• AIM OF THE EXERCISE
Lines containing the string "Сведения" are to be collected in full.

Collected data entries
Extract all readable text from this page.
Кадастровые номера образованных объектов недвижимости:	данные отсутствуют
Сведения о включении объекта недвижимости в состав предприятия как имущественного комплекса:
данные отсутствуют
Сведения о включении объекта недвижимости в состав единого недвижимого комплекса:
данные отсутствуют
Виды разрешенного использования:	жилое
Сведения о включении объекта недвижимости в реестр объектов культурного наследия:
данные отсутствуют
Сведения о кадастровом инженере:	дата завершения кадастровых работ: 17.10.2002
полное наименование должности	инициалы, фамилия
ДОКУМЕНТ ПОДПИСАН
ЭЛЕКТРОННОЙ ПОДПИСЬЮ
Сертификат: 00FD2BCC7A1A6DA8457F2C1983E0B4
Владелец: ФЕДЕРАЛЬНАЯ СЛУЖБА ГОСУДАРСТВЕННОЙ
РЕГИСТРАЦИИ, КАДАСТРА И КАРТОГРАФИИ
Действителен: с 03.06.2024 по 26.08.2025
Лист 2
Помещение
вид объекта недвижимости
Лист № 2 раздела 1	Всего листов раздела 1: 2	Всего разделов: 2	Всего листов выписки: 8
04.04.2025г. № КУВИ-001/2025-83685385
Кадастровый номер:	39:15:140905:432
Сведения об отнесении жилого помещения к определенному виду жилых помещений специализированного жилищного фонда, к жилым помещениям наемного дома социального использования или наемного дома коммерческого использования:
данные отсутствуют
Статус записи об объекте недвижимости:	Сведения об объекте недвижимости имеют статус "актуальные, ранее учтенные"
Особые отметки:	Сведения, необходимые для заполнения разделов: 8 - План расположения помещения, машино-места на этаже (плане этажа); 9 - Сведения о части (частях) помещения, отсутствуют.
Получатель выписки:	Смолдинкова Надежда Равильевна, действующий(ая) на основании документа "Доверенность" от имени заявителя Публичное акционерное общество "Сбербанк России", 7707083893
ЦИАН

• ANSWER TO THIS EXERCISE
Сведения о включении объекта недвижимости в состав предприятия как имущественного комплекса:
Сведения о включении объекта недвижимости в состав единого недвижимого комплекса:
Сведения о включении объекта недвижимости в реестр объектов культурного наследия:
Сведения о кадастровом инженере:	дата завершения кадастровых работ: 17.10.2002
Сведения об отнесении жилого помещения к определенному виду жилых помещений специализированного жилищного фонда, к жилым помещениям наемного дома социального использования или наемного дома коммерческого использования:
Статус записи об объекте недвижимости:	Сведения об объекте недвижимости имеют статус "актуальные, ранее учтенные"
Особые отметки:	Сведения, необходимые для заполнения разделов: 8 - План расположения помещения, машино-места на этаже (плане этажа); 9 - Сведения о части (частях) помещения, отсутствуют.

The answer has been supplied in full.